Students wrote for fifteen minutes, composing the images and details of their experiences as members of the Steward family. Pat worked with each student to select a line or phrase from their writing that would contribute to a group poem, representing the Stewards’ shared lives in their family home.  Everyone described their memory in first person and named themselves as a family member.   As Pat read from their writing, creating a group poem, she translated the first person writing into a unified voice:

Our Good Times

This house is old, old, old.

It was my grandma’s.

She grew up in it

And so did my parents.

They gave it to my mom and dad to start their family.

All of my aunts and uncles have had to sign the papers.

When I get older, maybe I could get the house.

It’s been in my family for years and years.

 

The day when Josie turned one

Our friends came to help.

Some work needed done on the house.

I worked on the roof.

Our friends worked on painting the door.

Then we had some quiet time so we could get ready, sleep,

And watch Sponge Bob.
——
_SET PROBLEM 1_. In two sentences, what does the passage about the Steward family group poem say?
The passage and the records have nothing to do with each other.

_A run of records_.
——
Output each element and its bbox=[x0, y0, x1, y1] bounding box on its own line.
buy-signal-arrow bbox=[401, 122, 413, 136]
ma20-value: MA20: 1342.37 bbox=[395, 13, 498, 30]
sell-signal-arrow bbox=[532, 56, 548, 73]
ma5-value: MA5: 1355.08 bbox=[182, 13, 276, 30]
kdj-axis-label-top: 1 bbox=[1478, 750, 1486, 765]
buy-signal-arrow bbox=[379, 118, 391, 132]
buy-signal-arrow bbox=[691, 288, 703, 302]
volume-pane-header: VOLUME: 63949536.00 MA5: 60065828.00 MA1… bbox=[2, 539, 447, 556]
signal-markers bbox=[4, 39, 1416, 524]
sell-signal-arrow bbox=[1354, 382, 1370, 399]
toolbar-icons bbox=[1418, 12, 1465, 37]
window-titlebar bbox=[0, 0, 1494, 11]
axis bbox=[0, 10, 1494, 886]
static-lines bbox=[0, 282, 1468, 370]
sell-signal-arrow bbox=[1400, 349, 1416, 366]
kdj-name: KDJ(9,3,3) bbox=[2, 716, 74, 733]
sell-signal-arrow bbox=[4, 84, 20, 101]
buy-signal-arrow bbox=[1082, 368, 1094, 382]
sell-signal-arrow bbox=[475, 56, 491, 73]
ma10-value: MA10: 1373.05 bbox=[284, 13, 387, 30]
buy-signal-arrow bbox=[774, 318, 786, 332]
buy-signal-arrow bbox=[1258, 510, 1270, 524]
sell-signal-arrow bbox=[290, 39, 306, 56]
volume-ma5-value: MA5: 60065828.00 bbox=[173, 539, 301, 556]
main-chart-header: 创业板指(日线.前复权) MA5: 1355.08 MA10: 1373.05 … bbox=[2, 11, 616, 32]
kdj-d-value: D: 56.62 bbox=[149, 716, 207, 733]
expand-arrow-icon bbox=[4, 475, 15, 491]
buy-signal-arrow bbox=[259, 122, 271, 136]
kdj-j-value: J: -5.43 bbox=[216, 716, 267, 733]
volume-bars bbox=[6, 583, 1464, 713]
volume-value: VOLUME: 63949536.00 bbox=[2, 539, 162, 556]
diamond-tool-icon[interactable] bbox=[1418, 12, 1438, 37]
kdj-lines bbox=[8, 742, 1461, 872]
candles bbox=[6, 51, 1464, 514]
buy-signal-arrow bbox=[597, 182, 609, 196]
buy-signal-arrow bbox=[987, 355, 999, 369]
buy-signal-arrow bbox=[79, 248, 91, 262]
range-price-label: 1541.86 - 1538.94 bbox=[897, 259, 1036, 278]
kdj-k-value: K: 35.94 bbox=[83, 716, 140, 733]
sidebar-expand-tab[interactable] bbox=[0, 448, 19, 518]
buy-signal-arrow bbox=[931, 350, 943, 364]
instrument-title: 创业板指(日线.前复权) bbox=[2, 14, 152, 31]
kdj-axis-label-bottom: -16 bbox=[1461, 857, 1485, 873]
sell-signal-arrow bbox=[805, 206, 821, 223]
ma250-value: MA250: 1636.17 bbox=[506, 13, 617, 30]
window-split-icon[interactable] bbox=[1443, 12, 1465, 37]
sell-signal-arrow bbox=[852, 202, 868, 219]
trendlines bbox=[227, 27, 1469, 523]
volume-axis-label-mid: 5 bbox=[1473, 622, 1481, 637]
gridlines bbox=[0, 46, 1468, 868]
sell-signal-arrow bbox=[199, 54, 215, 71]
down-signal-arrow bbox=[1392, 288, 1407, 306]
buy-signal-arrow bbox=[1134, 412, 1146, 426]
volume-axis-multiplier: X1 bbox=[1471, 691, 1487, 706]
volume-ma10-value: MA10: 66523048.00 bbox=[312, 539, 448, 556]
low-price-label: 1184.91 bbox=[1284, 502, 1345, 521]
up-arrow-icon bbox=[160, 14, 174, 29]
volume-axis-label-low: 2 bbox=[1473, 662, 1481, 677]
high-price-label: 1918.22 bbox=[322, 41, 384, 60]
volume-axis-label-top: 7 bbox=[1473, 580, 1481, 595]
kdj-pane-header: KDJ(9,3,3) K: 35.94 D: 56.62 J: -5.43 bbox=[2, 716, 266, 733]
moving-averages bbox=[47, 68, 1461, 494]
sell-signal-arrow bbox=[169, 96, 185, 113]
——
_SET PROBLEM 2_. Can you turn everything in the records from the first line down to the line containing "volume-pane-header: VOLUME: 63949536.00", both ends included, into a Markdown table with the columns Row and Line?

_COMPLETE OUTPUT 1_. Students spent fifteen minutes writing in first person about their experiences as members of the Steward family, and Pat worked with each student to select a line or phrase for a group poem that she read aloud in a unified voice. The resulting poem, "Our Good Times," describes an old house that was the grandma's and has been in the family for years, and it recalls the day Josie turned one, when friends came to help with work on the house before some quiet time.

_COMPLETE OUTPUT 2_.
| Row | Line |
|---|---|
| 1 | Output each element and its bbox=[x0, y0, x1, y1] bounding box on its own line. |
| 2 | buy-signal-arrow bbox=[401, 122, 413, 136] |
| 3 | ma20-value: MA20: 1342.37 bbox=[395, 13, 498, 30] |
| 4 | sell-signal-arrow bbox=[532, 56, 548, 73] |
| 5 | ma5-value: MA5: 1355.08 bbox=[182, 13, 276, 30] |
| 6 | kdj-axis-label-top: 1 bbox=[1478, 750, 1486, 765] |
| 7 | buy-signal-arrow bbox=[379, 118, 391, 132] |
| 8 | buy-signal-arrow bbox=[691, 288, 703, 302] |
| 9 | volume-pane-header: VOLUME: 63949536.00 MA5: 60065828.00 MA1… bbox=[2, 539, 447, 556] |